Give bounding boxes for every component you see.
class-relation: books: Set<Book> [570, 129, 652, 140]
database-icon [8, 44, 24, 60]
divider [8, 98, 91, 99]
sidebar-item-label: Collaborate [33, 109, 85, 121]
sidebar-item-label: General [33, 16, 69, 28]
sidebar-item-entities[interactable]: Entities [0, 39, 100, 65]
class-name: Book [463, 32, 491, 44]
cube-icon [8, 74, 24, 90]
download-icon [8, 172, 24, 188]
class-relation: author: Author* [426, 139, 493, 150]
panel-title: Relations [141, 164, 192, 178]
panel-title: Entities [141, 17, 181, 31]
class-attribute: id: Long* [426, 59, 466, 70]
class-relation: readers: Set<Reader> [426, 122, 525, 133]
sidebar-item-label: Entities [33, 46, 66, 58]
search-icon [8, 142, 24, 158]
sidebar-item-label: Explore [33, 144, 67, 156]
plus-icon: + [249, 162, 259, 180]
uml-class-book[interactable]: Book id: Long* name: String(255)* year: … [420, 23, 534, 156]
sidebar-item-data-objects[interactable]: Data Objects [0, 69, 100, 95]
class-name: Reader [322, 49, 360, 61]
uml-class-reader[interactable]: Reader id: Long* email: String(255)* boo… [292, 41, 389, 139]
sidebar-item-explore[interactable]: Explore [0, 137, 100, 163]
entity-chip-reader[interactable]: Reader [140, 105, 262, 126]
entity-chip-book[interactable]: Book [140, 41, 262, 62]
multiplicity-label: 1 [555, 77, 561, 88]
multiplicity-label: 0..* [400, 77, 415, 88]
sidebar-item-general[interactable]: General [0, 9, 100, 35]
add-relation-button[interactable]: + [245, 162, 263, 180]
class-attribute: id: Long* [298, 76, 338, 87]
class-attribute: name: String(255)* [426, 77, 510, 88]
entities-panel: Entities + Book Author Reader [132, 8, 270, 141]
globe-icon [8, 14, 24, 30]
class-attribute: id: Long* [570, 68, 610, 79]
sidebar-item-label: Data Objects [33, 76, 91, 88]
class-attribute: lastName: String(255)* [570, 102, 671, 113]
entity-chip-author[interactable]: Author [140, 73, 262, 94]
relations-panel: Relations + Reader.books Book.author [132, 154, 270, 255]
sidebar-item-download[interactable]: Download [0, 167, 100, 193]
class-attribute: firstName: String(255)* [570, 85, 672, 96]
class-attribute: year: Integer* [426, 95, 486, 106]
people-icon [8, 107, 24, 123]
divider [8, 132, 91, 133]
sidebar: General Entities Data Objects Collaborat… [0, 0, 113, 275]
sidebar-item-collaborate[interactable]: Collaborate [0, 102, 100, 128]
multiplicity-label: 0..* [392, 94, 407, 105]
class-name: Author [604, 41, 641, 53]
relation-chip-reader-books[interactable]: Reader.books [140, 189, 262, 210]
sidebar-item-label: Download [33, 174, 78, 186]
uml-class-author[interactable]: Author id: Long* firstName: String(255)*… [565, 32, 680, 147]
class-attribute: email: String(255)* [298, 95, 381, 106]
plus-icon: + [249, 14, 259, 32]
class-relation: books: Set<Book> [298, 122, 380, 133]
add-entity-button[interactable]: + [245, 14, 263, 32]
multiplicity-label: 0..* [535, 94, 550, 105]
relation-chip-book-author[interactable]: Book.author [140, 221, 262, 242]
········
WRITTEN REQUEST. Express every line of the records above as a JSON array of strings, one string per line, with blank lines omitted.

FULL OUTPUT.
[
  "Give bounding boxes for every component you see.",
  "class-relation: books: Set<Book> [570, 129, 652, 140]",
  "database-icon [8, 44, 24, 60]",
  "divider [8, 98, 91, 99]",
  "sidebar-item-label: Collaborate [33, 109, 85, 121]",
  "sidebar-item-label: General [33, 16, 69, 28]",
  "sidebar-item-entities[interactable]: Entities [0, 39, 100, 65]",
  "class-name: Book [463, 32, 491, 44]",
  "cube-icon [8, 74, 24, 90]",
  "download-icon [8, 172, 24, 188]",
  "class-relation: author: Author* [426, 139, 493, 150]",
  "panel-title: Relations [141, 164, 192, 178]",
  "panel-title: Entities [141, 17, 181, 31]",
  "class-attribute: id: Long* [426, 59, 466, 70]",
  "class-relation: readers: Set<Reader> [426, 122, 525, 133]",
  "sidebar-item-label: Entities [33, 46, 66, 58]",
  "search-icon [8, 142, 24, 158]",
  "sidebar-item-label: Explore [33, 144, 67, 156]",
  "plus-icon: + [249, 162, 259, 180]",
  "uml-class-book[interactable]: Book id: Long* name: String(255)* year: … [420, 23, 534, 156]",
  "sidebar-item-data-objects[interactable]: Data Objects [0, 69, 100, 95]",
  "class-name: Reader [322, 49, 360, 61]",
  "uml-class-reader[interactable]: Reader id: Long* email: String(255)* boo… [292, 41, 389, 139]",
  "sidebar-item-explore[interactable]: Explore [0, 137, 100, 163]",
  "entity-chip-reader[interactable]: Reader [140, 105, 262, 126]",
  "entity-chip-book[interactable]: Book [140, 41, 262, 62]",
  "multiplicity-label: 1 [555, 77, 561, 88]",
  "multiplicity-label: 0..* [400, 77, 415, 88]",
  "sidebar-item-general[interactable]: General [0, 9, 100, 35]",
  "add-relation-button[interactable]: + [245, 162, 263, 180]",
  "class-attribute: id: Long* [298, 76, 338, 87]",
  "class-attribute: name: String(255)* [426, 77, 510, 88]",
  "entities-panel: Entities + Book Author Reader [132, 8, 270, 141]",
  "globe-icon [8, 14, 24, 30]",
  "class-attribute: id: Long* [570, 68, 610, 79]",
  "sidebar-item-label: Data Objects [33, 76, 91, 88]",
  "class-attribute: lastName: String(255)* [570, 102, 671, 113]",
  "entity-chip-author[interactable]: Author [140, 73, 262, 94]",
  "relations-panel: Relations + Reader.books Book.author [132, 154, 270, 255]",
  "sidebar-item-download[interactable]: Download [0, 167, 100, 193]",
  "class-attribute: firstName: String(255)* [570, 85, 672, 96]",
  "class-attribute: year: Integer* [426, 95, 486, 106]",
  "people-icon [8, 107, 24, 123]",
  "divider [8, 132, 91, 133]",
  "sidebar: General Entities Data Objects Collaborat… [0, 0, 113, 275]",
  "sidebar-item-collaborate[interactable]: Collaborate [0, 102, 100, 128]",
  "multiplicity-label: 0..* [392, 94, 407, 105]",
  "class-name: Author [604, 41, 641, 53]",
  "relation-chip-reader-books[interactable]: Reader.books [140, 189, 262, 210]",
  "sidebar-item-label: Download [33, 174, 78, 186]",
  "uml-class-author[interactable]: Author id: Long* firstName: String(255)*… [565, 32, 680, 147]",
  "class-attribute: email: String(255)* [298, 95, 381, 106]",
  "plus-icon: + [249, 14, 259, 32]",
  "class-relation: books: Set<Book> [298, 122, 380, 133]",
  "add-entity-button[interactable]: + [245, 14, 263, 32]",
  "multiplicity-label: 0..* [535, 94, 550, 105]",
  "relation-chip-book-author[interactable]: Book.author [140, 221, 262, 242]"
]